ABOUT THIS EXERCISE: Determine how many lines of the entries that follow contain "Outline", and respond with that number alone.

:: DATA

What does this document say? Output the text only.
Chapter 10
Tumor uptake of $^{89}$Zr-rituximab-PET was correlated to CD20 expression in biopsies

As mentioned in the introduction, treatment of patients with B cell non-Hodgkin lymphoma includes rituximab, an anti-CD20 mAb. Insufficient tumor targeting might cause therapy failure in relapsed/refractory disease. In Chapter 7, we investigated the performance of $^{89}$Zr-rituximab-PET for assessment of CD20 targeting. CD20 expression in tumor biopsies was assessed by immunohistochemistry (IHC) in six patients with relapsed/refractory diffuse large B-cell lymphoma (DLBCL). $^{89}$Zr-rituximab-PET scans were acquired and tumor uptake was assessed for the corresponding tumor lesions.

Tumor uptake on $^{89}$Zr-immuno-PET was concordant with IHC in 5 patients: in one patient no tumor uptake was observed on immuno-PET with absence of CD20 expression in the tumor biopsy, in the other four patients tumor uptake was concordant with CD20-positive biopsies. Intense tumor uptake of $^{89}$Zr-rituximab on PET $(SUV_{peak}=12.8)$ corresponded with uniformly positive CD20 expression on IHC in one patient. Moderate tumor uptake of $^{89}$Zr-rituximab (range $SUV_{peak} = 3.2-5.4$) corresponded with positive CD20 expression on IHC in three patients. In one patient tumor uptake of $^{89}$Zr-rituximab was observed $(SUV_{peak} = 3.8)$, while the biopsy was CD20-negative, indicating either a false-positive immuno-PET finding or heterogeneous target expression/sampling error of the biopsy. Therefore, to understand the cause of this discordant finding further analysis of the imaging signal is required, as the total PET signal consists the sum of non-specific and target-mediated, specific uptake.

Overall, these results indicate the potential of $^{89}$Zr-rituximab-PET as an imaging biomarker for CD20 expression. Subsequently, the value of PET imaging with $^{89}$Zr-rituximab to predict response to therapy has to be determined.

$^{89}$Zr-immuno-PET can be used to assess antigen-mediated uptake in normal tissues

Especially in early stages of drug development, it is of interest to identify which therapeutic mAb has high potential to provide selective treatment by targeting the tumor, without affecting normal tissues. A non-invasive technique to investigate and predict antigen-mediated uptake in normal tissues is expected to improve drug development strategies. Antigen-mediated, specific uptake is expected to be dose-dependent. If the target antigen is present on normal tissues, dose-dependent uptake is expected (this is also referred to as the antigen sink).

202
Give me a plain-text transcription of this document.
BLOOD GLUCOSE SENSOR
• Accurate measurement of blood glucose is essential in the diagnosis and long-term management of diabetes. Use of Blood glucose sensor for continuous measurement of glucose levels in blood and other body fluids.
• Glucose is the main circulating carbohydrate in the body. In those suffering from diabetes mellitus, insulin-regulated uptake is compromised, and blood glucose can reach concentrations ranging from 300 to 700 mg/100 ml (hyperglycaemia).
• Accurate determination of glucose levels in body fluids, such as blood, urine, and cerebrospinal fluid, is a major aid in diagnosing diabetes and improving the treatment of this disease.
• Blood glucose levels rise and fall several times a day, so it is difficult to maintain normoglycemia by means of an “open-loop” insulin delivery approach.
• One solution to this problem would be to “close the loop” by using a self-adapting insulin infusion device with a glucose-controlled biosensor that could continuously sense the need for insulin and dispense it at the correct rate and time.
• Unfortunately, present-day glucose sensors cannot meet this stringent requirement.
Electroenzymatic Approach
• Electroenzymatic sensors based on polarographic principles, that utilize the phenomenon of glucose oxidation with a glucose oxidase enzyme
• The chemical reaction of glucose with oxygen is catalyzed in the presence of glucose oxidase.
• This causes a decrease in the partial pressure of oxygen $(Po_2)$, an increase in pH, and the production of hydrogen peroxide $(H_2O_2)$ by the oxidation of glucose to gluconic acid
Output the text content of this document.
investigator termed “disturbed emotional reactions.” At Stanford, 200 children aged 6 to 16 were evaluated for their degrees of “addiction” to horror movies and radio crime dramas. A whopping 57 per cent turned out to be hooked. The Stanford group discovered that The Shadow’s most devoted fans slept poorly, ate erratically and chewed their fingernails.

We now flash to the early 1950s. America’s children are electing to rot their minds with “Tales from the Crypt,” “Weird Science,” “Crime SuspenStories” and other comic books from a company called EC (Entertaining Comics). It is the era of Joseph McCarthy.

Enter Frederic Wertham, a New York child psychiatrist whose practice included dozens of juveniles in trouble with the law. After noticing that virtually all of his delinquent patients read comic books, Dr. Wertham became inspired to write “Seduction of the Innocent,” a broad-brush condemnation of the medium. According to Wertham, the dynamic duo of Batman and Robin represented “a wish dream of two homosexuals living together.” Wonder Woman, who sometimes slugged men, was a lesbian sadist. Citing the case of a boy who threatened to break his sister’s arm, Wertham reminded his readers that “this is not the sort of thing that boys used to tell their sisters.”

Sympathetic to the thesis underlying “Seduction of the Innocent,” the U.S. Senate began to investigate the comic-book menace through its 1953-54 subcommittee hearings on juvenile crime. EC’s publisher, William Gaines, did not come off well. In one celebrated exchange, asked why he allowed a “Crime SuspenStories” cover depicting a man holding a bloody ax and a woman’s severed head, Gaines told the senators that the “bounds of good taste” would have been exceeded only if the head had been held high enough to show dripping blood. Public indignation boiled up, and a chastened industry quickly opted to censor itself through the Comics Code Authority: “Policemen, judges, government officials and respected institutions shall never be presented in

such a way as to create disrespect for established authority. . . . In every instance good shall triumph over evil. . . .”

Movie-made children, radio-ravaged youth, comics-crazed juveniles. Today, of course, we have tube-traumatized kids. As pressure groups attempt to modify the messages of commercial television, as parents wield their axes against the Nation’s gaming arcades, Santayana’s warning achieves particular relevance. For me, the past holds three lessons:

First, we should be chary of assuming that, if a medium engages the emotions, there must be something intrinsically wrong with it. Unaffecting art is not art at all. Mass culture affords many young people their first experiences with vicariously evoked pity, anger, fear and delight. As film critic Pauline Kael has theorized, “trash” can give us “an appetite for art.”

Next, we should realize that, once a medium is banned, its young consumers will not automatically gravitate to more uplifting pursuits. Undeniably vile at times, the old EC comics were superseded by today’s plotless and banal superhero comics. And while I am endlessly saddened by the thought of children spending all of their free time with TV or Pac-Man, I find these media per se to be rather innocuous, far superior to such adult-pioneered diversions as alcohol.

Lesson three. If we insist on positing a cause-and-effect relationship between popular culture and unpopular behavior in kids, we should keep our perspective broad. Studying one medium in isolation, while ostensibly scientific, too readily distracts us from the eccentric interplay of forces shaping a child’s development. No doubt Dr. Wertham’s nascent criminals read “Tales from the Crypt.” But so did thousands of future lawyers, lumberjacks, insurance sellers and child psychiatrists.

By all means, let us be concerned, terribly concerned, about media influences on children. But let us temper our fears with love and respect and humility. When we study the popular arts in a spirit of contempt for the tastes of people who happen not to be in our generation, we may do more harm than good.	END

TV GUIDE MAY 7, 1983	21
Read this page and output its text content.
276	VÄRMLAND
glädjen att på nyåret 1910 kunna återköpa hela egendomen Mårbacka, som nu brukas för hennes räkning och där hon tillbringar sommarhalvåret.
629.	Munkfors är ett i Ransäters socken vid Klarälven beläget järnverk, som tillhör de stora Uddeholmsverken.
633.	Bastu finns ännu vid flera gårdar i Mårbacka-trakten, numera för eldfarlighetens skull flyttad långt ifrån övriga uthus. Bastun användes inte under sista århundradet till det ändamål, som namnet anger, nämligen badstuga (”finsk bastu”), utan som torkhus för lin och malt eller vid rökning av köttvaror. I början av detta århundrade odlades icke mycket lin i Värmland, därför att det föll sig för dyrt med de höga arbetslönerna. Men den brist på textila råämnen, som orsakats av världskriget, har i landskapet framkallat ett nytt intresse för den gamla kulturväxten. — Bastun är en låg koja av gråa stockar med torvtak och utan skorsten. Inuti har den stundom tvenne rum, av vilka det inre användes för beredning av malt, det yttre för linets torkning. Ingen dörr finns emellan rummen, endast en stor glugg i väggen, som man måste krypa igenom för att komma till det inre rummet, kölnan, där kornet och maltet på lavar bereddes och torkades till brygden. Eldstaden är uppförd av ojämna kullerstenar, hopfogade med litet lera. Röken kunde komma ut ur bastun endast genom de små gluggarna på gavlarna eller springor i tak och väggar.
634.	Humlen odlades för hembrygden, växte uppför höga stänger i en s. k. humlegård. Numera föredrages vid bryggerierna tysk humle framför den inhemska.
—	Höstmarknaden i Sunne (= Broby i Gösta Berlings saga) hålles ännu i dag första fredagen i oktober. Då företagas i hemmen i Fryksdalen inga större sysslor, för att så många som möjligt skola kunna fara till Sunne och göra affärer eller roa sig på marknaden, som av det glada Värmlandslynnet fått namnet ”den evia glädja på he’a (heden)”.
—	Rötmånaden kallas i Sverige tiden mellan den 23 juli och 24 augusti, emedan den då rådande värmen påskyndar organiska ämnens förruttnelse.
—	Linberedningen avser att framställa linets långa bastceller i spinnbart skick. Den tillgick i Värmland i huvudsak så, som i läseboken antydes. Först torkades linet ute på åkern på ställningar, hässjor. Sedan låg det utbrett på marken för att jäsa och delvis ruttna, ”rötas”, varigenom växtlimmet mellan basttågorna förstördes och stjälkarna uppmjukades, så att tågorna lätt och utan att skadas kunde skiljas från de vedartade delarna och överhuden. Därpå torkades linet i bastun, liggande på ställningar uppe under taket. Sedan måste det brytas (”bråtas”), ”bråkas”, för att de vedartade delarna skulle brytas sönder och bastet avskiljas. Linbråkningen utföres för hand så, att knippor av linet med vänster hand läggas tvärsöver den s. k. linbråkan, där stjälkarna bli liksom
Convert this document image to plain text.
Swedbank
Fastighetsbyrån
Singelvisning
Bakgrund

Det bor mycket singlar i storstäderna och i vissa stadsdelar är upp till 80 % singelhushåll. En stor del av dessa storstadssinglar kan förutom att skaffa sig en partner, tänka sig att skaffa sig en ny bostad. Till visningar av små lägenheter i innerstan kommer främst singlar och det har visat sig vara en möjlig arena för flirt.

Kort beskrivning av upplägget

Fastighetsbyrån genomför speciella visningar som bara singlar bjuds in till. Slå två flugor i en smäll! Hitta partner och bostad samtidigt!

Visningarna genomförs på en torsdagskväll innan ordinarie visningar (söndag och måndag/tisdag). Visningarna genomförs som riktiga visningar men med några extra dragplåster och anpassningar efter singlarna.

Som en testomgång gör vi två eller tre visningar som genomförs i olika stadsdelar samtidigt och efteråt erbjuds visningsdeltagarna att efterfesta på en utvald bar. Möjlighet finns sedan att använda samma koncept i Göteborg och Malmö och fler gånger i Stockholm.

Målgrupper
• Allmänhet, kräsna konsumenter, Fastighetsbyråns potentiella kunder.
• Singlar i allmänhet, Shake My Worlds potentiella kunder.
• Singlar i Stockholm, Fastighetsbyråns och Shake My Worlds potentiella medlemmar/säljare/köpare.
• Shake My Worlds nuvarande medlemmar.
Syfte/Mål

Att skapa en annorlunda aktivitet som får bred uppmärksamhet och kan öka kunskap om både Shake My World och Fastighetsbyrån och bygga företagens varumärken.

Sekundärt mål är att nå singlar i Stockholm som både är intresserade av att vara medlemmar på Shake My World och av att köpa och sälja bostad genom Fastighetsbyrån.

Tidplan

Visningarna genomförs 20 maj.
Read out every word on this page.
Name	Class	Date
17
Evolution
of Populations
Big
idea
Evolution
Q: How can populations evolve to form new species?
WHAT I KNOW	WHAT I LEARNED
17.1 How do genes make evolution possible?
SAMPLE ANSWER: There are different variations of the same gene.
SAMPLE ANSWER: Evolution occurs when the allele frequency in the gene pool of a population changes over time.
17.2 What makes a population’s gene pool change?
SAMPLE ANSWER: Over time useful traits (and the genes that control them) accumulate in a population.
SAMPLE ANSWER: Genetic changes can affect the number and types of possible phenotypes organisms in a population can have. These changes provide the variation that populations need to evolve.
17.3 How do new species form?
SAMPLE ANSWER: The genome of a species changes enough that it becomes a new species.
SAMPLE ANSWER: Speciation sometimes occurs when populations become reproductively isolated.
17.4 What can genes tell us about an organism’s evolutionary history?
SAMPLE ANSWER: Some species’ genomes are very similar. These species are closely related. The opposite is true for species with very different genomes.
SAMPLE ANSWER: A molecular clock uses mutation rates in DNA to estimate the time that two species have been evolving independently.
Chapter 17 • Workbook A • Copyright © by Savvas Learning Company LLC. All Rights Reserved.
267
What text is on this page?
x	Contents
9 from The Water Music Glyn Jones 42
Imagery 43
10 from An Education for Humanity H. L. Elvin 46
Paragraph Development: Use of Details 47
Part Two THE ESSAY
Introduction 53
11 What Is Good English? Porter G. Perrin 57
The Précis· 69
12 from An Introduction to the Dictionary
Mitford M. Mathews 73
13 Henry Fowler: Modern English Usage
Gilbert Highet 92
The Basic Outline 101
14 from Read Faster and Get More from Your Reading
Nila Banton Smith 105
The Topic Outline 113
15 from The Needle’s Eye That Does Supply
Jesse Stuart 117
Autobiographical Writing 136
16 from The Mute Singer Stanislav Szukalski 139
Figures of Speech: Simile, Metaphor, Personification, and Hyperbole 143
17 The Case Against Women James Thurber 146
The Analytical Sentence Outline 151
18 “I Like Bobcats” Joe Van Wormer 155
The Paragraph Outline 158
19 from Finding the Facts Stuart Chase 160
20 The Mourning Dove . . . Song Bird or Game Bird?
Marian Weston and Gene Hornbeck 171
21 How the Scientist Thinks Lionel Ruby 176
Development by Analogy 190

::::

RESPONSE TO THIS TASK: 4